**Passage to read:**
=== Begin Enclosure ===

Training reflection and judgement is also a leadership responsibility. Study leaders do not build others’ good judgement by doing the heavy lifting themselves – by telling people how to think. Instead, they create moments in everyday life where wise thinking can take place.
The connection to essayistic writing is clear here too. Putting your thoughts into words forces precision and careful consideration, and strengthens your ability to articulate the quiet knowledge of everyday practice. Over time, skill and a shared language for wisdom are built up. We become increasingly good at recognising good judgement – and at developing it further.
Read more:
Sörlin, S. (2019). Till bildningens försvar [In Defence of Education [or rather: Bildung]]. Natur & Kultur.
9.9 DAS as Home-Cooked Food For Thought – From Restaurant Visits to Your Own Gourmet Kitchen
Another way to understand DAS is through a cooking metaphor. In development work, we need food for thought – the accumulated nourishment of ideas, research, experience and professional insight that sustains the development of our practice. I have been inspired here by the notion of “spiritual nourishment” – the intellectual and moral sustenance we receive through literature, learning, conversation and lived experience. Advice, models and methods can then be seen as different kinds of food for thought: prepared somewhere, served in different ways, and – hopefully – digested in our own organisations.
When it comes to developing our practice, we face several choices: 1) Who cooks the food – who gives us advice? 2) Where is the food delivered – where is advice created, handed over and discussed? 3) How is the food consumed – how does the practical application of advice actually work? And 4) How nutritious is the food – how do we know whether the advice works for us? The answers to these questions have consequences in terms of cost, agency, impact, time and staff involvement. Four possible answers are shown in Figure 9.9.

=== End Enclosure ===

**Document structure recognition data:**
=== Begin Enclosure ===

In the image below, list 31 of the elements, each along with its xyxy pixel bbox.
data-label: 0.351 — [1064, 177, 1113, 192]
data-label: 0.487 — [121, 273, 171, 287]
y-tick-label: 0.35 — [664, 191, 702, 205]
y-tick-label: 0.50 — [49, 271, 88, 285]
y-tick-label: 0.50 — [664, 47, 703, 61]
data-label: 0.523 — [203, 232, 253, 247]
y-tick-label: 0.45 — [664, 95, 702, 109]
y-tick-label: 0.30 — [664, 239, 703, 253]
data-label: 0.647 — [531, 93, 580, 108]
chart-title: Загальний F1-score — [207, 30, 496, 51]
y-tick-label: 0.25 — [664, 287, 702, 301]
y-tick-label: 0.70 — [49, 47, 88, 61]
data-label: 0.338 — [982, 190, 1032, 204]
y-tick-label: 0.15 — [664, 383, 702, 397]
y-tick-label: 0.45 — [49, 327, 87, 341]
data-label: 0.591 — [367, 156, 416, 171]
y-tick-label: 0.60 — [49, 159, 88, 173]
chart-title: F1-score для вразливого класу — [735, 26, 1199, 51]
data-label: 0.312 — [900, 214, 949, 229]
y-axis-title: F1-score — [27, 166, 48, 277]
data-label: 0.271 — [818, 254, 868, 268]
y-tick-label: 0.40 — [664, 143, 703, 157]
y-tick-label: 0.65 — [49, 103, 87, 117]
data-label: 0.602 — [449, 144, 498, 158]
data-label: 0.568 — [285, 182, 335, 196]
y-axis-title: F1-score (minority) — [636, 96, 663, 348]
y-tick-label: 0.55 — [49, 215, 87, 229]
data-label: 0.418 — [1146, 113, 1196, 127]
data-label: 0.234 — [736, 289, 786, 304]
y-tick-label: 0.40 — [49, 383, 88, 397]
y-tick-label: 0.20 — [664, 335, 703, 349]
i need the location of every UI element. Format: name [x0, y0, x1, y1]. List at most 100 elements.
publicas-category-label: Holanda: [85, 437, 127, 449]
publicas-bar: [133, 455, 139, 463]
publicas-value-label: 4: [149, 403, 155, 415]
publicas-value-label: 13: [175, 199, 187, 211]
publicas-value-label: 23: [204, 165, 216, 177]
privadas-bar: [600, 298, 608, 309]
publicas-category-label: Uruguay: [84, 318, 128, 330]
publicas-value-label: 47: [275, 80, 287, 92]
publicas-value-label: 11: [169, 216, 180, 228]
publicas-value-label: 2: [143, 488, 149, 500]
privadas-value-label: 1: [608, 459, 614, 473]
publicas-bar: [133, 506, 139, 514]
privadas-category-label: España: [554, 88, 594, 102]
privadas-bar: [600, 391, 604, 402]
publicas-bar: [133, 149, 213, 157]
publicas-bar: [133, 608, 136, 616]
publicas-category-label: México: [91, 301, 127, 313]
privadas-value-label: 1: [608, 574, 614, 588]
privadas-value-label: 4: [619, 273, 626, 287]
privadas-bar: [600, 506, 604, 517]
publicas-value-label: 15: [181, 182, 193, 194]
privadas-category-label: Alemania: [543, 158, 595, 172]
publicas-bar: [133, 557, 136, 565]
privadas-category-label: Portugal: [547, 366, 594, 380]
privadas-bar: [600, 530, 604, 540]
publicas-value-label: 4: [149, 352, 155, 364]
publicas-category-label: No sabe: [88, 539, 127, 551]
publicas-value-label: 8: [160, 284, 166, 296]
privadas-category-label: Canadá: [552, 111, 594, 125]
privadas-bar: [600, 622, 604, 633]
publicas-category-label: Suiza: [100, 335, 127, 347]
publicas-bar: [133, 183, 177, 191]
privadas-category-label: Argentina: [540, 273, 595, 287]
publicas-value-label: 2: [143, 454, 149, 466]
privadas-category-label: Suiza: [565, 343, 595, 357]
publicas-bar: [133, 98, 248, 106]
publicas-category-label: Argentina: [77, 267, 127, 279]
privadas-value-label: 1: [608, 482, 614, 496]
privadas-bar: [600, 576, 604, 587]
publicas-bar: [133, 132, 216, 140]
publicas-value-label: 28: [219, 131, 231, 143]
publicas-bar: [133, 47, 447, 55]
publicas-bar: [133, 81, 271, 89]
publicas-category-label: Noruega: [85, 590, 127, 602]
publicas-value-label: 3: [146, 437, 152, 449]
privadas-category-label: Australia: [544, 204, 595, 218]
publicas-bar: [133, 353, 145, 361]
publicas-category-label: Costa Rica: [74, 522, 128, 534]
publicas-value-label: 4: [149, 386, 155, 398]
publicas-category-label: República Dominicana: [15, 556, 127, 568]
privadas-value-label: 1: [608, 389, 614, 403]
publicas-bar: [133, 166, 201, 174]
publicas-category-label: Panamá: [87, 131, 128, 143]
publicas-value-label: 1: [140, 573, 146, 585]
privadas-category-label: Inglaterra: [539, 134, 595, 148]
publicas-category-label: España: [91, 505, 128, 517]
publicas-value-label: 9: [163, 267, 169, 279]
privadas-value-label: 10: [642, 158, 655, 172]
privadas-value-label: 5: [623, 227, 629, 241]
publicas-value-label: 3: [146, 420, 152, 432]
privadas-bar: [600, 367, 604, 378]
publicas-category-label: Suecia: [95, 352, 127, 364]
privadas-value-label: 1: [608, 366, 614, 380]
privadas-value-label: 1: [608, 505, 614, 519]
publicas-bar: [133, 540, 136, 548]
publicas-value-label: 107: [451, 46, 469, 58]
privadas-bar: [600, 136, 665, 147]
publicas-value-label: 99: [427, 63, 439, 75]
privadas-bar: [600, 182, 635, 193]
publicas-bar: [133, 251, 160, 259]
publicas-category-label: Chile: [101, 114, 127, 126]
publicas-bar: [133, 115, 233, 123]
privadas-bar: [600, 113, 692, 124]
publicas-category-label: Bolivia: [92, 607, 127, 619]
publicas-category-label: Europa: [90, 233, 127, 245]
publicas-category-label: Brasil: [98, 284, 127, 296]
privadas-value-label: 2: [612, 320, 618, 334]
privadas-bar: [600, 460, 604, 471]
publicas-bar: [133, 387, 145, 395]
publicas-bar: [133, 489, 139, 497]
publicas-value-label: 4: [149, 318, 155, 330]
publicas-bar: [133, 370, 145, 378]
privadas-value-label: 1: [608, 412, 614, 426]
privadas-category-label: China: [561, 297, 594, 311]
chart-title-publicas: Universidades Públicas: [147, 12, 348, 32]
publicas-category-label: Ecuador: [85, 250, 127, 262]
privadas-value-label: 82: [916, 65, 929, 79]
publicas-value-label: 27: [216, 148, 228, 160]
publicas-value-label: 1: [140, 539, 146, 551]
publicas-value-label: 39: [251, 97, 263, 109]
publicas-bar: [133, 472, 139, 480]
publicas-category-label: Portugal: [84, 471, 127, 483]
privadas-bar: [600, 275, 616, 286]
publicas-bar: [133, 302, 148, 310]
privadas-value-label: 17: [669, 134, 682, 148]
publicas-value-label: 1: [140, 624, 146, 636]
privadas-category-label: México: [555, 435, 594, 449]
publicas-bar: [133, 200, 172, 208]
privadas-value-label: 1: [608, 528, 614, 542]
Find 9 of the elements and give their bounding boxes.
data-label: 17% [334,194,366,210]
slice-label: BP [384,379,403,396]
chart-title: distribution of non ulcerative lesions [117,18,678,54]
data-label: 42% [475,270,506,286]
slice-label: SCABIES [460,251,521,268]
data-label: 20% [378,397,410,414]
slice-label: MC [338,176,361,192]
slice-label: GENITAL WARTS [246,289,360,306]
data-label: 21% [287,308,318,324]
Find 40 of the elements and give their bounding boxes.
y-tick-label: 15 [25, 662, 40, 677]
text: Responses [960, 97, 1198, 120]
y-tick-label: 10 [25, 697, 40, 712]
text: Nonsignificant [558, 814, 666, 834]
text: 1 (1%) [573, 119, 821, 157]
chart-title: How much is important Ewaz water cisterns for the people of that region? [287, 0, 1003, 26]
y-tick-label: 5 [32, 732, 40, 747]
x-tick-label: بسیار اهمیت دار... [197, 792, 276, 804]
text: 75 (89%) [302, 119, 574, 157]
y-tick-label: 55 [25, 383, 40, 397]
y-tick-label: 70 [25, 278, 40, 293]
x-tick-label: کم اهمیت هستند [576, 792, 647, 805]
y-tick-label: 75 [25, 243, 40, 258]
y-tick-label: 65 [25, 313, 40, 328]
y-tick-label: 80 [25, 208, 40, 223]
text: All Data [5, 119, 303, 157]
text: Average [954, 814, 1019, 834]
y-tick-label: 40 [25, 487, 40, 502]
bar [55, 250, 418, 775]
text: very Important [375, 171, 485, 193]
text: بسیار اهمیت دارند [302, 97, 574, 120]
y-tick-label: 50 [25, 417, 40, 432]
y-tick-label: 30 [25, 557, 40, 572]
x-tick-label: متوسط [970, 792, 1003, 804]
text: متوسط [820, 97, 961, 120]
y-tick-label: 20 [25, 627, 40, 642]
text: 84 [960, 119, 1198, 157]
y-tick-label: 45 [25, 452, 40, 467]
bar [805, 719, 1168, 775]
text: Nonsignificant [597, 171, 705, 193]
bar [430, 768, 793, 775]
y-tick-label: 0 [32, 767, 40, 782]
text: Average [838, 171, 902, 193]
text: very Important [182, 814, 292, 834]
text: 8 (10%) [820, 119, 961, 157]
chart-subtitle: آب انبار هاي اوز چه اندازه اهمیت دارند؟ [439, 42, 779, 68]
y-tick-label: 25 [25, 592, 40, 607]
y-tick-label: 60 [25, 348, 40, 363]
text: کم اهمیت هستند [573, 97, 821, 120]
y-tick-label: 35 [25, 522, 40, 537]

=== End Enclosure ===

**Your assignment:**
Continue the passage on DAS as home-cooked food for thought, picking up right after its final sentence.

**Result:**
Going to a “restaurant” means attending conferences and expert-led events. The food for thought may be sophisticated and well-prepared – but how much of it is actually digested once we return home? How much is left uneaten? “Takeaway” means bringing ideas home from books, courses or distance learning. Some find this inspiring; others find it difficult to relate to their own context. A “potluck” involves practitioners sharing their own experiences with one another – a collective table of ideas, uneven perhaps, but often grounded and relevant. The final category – “home-cooked” – is where DAS comes in. Instead of consuming someone else’s food for thought, professionals are invited to prepare their own, together, within their own context. As I have often heard leaders say: “we already have the expertise we need.” Where that is true, DAS offers a way to turn that expertise into nourishing, locally grounded food for thought – often at a fraction of the cost of external solutions. Or you can combine them.
This metaphor makes responsibility and ownership visible. In DAS, there is no distant chef in an industrial kitchen. Those who prepare the food for thought are also those who will live with its consequences. It also reminds us that good nourishment takes time. Calories can be rushed, flavour cannot. In the same way, development activities can be produced quickly, but wisdom and judgement takes time to cultivate – like locally sourced, carefully prepared food for thought. It’s a bit like slow food but for organisational development. It is less about consuming ready-made ideas and more about cultivating one’s own insights.

Figure 9.9. A four-quadrant model using a cooking metaphor to illustrate four different ways of organising development work (Lackéus, 2024).
Read more:
Lackéus, M. (2024). Hur kan skolledare i utsatta områden få hjälp? Tre etablerade sätt och ett nytt arbetssätt [How can school leaders in disadvantaged areas be supported? Three established approaches and one new way of working]. Unpublished essay written for the Swedish National Agency for Education, available on request from the author.